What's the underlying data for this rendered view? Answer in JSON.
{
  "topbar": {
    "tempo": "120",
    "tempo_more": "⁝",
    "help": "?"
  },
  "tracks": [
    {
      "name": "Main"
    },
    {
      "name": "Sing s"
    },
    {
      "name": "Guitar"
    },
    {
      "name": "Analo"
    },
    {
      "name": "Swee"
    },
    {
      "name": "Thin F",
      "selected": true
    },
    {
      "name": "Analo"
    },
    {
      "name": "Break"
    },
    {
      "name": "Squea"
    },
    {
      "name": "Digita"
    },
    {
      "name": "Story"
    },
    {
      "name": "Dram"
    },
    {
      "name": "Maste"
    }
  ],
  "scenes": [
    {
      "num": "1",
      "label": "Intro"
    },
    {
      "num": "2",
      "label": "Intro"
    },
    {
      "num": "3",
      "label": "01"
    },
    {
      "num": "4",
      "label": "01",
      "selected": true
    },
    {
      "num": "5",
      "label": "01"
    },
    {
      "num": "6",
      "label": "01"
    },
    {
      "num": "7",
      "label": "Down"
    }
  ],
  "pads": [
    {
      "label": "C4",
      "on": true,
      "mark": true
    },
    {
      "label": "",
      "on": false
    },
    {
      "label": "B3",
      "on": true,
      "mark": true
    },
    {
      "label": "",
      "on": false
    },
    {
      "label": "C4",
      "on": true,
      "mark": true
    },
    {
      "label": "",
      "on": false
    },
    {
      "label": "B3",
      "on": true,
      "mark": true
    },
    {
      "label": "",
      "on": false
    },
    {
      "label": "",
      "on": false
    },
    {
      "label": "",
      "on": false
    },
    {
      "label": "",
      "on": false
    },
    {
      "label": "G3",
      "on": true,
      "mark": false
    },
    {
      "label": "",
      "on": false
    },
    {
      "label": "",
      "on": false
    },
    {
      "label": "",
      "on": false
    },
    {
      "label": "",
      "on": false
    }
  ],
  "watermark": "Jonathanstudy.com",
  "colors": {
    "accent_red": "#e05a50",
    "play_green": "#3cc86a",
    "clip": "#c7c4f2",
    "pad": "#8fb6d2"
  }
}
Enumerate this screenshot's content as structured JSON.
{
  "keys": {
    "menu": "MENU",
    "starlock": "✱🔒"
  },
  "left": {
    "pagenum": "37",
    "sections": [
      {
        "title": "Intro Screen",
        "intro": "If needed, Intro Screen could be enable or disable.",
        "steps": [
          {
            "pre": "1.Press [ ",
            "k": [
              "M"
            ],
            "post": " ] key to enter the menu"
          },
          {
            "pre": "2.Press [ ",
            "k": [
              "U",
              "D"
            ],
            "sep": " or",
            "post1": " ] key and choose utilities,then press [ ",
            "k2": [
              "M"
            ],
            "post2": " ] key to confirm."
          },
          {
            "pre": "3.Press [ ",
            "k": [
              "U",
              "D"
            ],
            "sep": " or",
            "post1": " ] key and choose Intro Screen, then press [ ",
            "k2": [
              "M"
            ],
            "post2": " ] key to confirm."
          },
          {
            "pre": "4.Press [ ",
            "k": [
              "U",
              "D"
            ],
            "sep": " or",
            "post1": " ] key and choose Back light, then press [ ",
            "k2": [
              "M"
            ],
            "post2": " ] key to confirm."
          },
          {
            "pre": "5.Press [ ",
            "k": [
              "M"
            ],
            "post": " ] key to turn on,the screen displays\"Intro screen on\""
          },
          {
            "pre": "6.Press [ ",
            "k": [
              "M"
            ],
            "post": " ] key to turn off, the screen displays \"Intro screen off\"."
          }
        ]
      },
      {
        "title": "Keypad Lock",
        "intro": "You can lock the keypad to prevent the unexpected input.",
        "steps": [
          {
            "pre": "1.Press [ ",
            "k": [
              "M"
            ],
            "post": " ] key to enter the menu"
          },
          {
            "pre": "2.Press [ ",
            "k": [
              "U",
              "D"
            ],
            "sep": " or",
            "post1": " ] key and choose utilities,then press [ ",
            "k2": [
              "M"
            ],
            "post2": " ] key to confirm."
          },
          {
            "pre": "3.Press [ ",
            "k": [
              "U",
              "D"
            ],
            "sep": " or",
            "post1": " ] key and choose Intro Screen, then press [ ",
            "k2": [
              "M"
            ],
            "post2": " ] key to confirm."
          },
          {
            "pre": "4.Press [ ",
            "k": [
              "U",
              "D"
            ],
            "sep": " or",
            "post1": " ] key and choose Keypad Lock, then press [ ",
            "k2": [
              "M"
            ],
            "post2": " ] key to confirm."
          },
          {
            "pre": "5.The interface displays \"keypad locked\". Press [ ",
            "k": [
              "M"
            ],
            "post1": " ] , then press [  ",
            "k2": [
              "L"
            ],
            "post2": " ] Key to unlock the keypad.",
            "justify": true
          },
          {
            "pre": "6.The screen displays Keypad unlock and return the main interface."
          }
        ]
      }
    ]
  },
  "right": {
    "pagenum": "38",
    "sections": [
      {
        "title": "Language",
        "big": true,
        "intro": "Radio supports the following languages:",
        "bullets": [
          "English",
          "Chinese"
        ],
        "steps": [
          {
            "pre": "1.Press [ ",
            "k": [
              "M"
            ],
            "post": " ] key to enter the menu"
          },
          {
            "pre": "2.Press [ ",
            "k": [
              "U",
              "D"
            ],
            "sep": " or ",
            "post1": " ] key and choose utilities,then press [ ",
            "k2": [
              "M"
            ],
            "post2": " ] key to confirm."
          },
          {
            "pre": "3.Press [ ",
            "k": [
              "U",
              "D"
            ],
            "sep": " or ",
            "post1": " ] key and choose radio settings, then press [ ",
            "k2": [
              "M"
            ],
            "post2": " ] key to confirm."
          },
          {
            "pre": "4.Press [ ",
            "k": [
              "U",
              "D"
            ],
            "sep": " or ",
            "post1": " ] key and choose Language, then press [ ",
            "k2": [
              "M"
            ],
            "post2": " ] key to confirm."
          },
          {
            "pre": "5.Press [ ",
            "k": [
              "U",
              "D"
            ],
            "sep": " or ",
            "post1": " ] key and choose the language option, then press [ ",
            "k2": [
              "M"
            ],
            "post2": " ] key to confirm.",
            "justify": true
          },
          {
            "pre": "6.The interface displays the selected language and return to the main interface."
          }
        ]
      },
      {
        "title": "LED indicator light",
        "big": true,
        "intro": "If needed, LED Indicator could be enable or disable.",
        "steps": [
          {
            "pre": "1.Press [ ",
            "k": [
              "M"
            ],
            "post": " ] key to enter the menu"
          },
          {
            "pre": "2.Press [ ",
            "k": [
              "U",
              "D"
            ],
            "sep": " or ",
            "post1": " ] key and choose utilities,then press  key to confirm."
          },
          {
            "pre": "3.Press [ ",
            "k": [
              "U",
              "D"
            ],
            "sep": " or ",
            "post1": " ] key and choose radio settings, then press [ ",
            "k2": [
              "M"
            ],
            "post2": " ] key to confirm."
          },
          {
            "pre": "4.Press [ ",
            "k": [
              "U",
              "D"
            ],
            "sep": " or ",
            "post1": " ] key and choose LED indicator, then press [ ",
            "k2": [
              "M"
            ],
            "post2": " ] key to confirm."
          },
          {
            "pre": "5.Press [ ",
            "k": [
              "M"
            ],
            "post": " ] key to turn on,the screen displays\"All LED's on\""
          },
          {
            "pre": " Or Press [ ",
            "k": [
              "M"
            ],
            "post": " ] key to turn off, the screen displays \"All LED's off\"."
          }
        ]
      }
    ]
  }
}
########
▶ **Set task**
Search the lines for "interface". Copy each line that has it.

▶ **Expected output**
            "pre": "5.The interface displays \"keypad locked\". Press [ ",
            "pre": "6.The screen displays Keypad unlock and return the main interface."
            "pre": "6.The interface displays the selected language and return to the main interface."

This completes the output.